Your task is to output the data exactly as it stands.
# START OF RECORD EXCERPTS
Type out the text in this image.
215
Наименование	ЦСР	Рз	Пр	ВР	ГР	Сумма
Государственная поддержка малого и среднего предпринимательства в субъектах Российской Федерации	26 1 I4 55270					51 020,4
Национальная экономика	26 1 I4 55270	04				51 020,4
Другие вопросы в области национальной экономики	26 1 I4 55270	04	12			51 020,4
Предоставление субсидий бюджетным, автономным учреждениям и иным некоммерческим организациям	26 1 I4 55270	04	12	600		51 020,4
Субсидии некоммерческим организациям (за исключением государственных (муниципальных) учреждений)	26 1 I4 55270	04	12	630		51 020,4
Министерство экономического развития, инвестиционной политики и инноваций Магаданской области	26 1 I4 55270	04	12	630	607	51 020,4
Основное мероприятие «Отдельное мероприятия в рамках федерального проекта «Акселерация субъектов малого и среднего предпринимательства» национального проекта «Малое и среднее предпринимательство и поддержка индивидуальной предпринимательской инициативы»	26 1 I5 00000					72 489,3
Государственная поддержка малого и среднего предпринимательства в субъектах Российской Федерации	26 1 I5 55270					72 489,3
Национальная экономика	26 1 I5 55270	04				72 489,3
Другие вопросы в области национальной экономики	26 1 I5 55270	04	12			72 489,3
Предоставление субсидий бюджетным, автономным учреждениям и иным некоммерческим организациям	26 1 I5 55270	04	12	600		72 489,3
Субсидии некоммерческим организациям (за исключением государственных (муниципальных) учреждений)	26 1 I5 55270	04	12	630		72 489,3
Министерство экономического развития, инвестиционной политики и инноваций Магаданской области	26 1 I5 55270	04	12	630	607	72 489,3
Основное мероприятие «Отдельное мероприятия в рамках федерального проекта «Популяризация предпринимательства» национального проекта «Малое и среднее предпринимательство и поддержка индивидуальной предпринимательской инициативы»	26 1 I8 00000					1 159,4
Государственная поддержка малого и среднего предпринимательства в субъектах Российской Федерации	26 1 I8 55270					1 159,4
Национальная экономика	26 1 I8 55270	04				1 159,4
# END OF RECORD EXCERPTS
TASK RESULT —
Type out the text in this image.
215
Наименование	ЦСР	Рз	Пр	ВР	ГР	Сумма
Государственная поддержка малого и среднего предпринимательства в субъектах Российской Федерации	26 1 I4 55270					51 020,4
Национальная экономика	26 1 I4 55270	04				51 020,4
Другие вопросы в области национальной экономики	26 1 I4 55270	04	12			51 020,4
Предоставление субсидий бюджетным, автономным учреждениям и иным некоммерческим организациям	26 1 I4 55270	04	12	600		51 020,4
Субсидии некоммерческим организациям (за исключением государственных (муниципальных) учреждений)	26 1 I4 55270	04	12	630		51 020,4
Министерство экономического развития, инвестиционной политики и инноваций Магаданской области	26 1 I4 55270	04	12	630	607	51 020,4
Основное мероприятие «Отдельное мероприятия в рамках федерального проекта «Акселерация субъектов малого и среднего предпринимательства» национального проекта «Малое и среднее предпринимательство и поддержка индивидуальной предпринимательской инициативы»	26 1 I5 00000					72 489,3
Государственная поддержка малого и среднего предпринимательства в субъектах Российской Федерации	26 1 I5 55270					72 489,3
Национальная экономика	26 1 I5 55270	04				72 489,3
Другие вопросы в области национальной экономики	26 1 I5 55270	04	12			72 489,3
Предоставление субсидий бюджетным, автономным учреждениям и иным некоммерческим организациям	26 1 I5 55270	04	12	600		72 489,3
Субсидии некоммерческим организациям (за исключением государственных (муниципальных) учреждений)	26 1 I5 55270	04	12	630		72 489,3
Министерство экономического развития, инвестиционной политики и инноваций Магаданской области	26 1 I5 55270	04	12	630	607	72 489,3
Основное мероприятие «Отдельное мероприятия в рамках федерального проекта «Популяризация предпринимательства» национального проекта «Малое и среднее предпринимательство и поддержка индивидуальной предпринимательской инициативы»	26 1 I8 00000					1 159,4
Государственная поддержка малого и среднего предпринимательства в субъектах Российской Федерации	26 1 I8 55270					1 159,4
Национальная экономика	26 1 I8 55270	04				1 159,4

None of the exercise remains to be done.